→ **Given instruction**
Copy the data word for word, keeping every line.

→ **Records for this task**

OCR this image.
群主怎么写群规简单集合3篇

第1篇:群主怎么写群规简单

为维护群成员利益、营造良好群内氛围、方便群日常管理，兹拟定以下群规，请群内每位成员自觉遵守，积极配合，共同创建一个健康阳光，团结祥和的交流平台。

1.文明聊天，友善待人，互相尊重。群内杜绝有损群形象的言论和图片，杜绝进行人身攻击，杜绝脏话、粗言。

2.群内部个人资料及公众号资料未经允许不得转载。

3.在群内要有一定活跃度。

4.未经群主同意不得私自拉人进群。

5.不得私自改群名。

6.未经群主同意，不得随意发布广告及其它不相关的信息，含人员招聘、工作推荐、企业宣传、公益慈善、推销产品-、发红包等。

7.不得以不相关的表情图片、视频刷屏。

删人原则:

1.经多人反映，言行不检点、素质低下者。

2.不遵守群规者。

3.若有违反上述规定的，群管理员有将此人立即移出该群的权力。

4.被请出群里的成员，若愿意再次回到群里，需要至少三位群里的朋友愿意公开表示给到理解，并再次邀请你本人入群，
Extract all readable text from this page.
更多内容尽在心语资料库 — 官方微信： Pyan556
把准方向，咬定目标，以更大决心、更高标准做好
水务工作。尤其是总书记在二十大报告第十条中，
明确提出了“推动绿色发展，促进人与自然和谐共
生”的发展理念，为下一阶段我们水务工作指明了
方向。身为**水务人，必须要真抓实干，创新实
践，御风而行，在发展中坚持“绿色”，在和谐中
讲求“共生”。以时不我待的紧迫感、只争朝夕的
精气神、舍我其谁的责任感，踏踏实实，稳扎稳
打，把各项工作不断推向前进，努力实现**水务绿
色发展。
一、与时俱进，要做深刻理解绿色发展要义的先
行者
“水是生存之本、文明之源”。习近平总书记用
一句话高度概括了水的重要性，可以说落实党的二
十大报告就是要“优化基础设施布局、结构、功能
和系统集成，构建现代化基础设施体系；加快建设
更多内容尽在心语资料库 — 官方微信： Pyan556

→ **Solution to this exercise**
OCR this image.
群主怎么写群规简单集合3篇

第1篇:群主怎么写群规简单

为维护群成员利益、营造良好群内氛围、方便群日常管理，兹拟定以下群规，请群内每位成员自觉遵守，积极配合，共同创建一个健康阳光，团结祥和的交流平台。

1.文明聊天，友善待人，互相尊重。群内杜绝有损群形象的言论和图片，杜绝进行人身攻击，杜绝脏话、粗言。

2.群内部个人资料及公众号资料未经允许不得转载。

3.在群内要有一定活跃度。

4.未经群主同意不得私自拉人进群。

5.不得私自改群名。

6.未经群主同意，不得随意发布广告及其它不相关的信息，含人员招聘、工作推荐、企业宣传、公益慈善、推销产品-、发红包等。

7.不得以不相关的表情图片、视频刷屏。

删人原则:

1.经多人反映，言行不检点、素质低下者。

2.不遵守群规者。

3.若有违反上述规定的，群管理员有将此人立即移出该群的权力。

4.被请出群里的成员，若愿意再次回到群里，需要至少三位群里的朋友愿意公开表示给到理解，并再次邀请你本人入群，
Extract all readable text from this page.
更多内容尽在心语资料库 — 官方微信： Pyan556
把准方向，咬定目标，以更大决心、更高标准做好
水务工作。尤其是总书记在二十大报告第十条中，
明确提出了“推动绿色发展，促进人与自然和谐共
生”的发展理念，为下一阶段我们水务工作指明了
方向。身为**水务人，必须要真抓实干，创新实
践，御风而行，在发展中坚持“绿色”，在和谐中
讲求“共生”。以时不我待的紧迫感、只争朝夕的
精气神、舍我其谁的责任感，踏踏实实，稳扎稳
打，把各项工作不断推向前进，努力实现**水务绿
色发展。
一、与时俱进，要做深刻理解绿色发展要义的先
行者
“水是生存之本、文明之源”。习近平总书记用
一句话高度概括了水的重要性，可以说落实党的二
十大报告就是要“优化基础设施布局、结构、功能
和系统集成，构建现代化基础设施体系；加快建设
更多内容尽在心语资料库 — 官方微信： Pyan556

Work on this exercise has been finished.